TRECHO DE ORIGEM =
5 Na Palestina o plano de paz é um projeto de recolonização de Gaza. A guerra de Israel desde outubro de 2023 sacrificou mais de 70.000 mil vidas, e os feridos foram mais de 170.000, nos cálculos mais moderados, possivelmente, muitos mais. O genocídio sionista não tem paralelo com nada que aconteceu no mundo no último meio século, e lembremos que não foram poucas as tragédias humanitárias. Nenhum povo sofreu tanto pelo direito de ter um Estado. Conquista, guerra, fome e morte, Netanyahu avançou com os quatro cavaleiros do apocalipse. Na escala das conjunturas dos prazos curtos tudo irá piorar, antes que possa melhorar. Mas quatro conclusões ficaram desta catástrofe, na perspectiva da linga duração: (a) a primeira é que Israel, mesmo se fortalecido pela vitória militar, é um estado imperialista cujo destino permanece, mais do que nunca, historicamente, indivisível da supremacia dos EUA e, na medida em que esta declina, não tem futuro senão a fascistização; (b) a segunda é que a causa palestina, apesar do impacto da destruição na Faixa de Gaza e das limitações políticas de suas organizações, seja o Hamas ou a Autoridade estabelecida na Cisjordânia, ganhou uma solidariedade internacional imensa; (c) a terceira é que a ditadura militar no Egito e as monarquias do golfo, em especial a Arábia Saudita, são aberrações políticas, embora protegidas pela Troika, insustentáveis quando eclodir uma segunda onda da revolução árabe; (d) a quarta é que o Irã independente, ainda que sob um regime teocrático, foi uma conquista histórica de uma das maiores revoluções anti-imperialistas do pós-guerra.

DADOS FORNECIDOS =
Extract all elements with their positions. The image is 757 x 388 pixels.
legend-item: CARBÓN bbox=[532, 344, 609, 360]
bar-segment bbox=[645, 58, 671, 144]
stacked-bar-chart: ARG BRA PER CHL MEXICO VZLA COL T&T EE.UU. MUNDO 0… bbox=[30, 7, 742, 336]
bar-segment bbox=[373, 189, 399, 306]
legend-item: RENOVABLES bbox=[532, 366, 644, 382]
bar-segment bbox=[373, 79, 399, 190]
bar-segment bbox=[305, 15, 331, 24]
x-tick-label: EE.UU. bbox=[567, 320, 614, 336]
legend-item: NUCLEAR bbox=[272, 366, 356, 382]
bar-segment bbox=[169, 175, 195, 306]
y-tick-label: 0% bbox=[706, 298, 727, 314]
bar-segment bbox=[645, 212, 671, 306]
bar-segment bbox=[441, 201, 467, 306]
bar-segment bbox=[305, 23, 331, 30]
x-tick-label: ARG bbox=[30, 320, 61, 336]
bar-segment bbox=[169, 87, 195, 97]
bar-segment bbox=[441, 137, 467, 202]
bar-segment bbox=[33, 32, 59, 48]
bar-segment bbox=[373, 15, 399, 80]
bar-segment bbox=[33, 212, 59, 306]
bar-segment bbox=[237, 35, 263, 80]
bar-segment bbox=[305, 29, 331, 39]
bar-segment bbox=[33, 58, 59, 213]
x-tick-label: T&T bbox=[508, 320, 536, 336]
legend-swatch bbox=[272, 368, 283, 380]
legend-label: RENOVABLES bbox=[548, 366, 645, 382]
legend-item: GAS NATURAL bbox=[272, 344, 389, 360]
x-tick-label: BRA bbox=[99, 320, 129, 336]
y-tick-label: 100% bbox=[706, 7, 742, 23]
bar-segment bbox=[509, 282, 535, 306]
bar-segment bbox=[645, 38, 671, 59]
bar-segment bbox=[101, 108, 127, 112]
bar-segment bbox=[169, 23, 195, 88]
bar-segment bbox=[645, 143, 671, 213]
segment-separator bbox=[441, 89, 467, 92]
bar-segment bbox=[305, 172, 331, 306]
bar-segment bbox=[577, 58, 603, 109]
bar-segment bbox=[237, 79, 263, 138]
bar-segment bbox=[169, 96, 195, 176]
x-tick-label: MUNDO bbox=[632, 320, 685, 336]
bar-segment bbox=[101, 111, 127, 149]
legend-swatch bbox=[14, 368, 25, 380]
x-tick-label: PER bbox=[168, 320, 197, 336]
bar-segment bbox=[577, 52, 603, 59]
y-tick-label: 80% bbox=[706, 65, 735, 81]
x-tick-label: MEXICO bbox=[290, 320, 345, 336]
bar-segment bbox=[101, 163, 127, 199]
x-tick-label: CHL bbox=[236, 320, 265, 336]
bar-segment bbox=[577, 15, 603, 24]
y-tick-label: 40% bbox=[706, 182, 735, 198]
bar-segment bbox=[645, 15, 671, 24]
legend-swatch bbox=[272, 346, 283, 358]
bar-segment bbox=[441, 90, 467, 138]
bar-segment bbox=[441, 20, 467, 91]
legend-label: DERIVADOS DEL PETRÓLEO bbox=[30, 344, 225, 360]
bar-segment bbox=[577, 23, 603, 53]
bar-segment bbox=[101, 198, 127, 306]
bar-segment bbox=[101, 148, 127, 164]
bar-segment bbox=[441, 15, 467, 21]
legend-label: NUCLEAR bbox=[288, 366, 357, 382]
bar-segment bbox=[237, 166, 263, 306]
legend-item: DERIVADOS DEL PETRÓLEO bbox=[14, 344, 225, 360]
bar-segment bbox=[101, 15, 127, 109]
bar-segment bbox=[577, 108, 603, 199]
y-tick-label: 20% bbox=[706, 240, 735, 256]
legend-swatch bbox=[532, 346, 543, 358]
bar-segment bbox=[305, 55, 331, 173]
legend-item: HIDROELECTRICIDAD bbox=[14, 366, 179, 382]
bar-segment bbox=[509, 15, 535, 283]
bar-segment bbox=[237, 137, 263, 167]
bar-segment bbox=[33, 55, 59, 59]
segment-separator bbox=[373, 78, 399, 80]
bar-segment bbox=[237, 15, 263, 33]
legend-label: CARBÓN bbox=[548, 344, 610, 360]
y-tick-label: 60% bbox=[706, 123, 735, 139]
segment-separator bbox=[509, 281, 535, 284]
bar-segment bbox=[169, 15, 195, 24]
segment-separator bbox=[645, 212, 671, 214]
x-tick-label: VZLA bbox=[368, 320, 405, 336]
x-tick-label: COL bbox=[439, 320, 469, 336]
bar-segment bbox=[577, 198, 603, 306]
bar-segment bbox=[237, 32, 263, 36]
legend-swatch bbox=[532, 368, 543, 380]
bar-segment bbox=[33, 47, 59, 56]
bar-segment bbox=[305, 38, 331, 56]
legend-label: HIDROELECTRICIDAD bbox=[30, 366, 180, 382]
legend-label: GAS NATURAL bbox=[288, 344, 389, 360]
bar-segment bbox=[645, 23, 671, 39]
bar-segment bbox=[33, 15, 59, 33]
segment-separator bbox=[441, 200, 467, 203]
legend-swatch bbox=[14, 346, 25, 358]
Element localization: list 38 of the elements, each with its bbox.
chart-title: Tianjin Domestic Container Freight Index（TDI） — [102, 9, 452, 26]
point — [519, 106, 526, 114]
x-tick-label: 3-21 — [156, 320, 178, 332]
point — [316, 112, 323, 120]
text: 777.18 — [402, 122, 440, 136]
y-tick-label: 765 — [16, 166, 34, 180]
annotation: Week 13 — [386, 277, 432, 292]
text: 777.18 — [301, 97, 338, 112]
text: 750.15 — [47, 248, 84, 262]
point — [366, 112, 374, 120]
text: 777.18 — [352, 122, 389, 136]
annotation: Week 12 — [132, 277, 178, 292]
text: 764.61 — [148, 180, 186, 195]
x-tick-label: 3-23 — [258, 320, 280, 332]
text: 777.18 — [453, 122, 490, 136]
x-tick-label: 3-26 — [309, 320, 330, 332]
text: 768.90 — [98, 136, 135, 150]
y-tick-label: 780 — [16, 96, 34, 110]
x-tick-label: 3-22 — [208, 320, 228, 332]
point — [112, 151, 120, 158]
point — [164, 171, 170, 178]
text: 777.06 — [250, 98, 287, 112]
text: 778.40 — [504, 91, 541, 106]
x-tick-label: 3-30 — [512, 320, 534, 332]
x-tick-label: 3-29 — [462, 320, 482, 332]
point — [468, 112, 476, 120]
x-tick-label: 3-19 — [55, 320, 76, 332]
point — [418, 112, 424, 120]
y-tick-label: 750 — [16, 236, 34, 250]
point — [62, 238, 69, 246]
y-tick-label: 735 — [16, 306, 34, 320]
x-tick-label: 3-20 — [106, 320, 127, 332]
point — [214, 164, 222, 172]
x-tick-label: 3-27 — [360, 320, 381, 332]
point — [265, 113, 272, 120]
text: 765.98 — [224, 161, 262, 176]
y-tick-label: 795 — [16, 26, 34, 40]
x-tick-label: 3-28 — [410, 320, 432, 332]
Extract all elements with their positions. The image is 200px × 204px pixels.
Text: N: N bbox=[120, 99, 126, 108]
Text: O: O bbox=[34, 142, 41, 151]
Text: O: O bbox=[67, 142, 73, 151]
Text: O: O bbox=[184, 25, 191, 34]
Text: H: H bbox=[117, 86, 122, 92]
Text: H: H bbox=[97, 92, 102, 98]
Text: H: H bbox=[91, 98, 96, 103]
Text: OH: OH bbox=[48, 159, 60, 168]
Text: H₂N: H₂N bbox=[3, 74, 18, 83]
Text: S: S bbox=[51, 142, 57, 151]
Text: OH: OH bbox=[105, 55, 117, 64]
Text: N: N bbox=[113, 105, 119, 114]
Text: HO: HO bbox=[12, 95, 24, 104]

TAREFA PROPOSTA = Indique se cada afirmação abaixo está de acordo com o trecho de origem. Responda sim ou não e cite literalmente as palavras do trecho que decidem a questão: (a) o número de feridos na guerra ultrapassou 170.000; (b) a causa palestina perdeu apoio internacional; (c) a situação deverá melhorar a curto prazo.

RESPOSTA =
(a) Sim: "os feridos foram mais de 170.000".
(b) Não: "ganhou uma solidariedade internacional imensa".
(c) Não: "Na escala das conjunturas dos prazos curtos tudo irá piorar, antes que possa melhorar".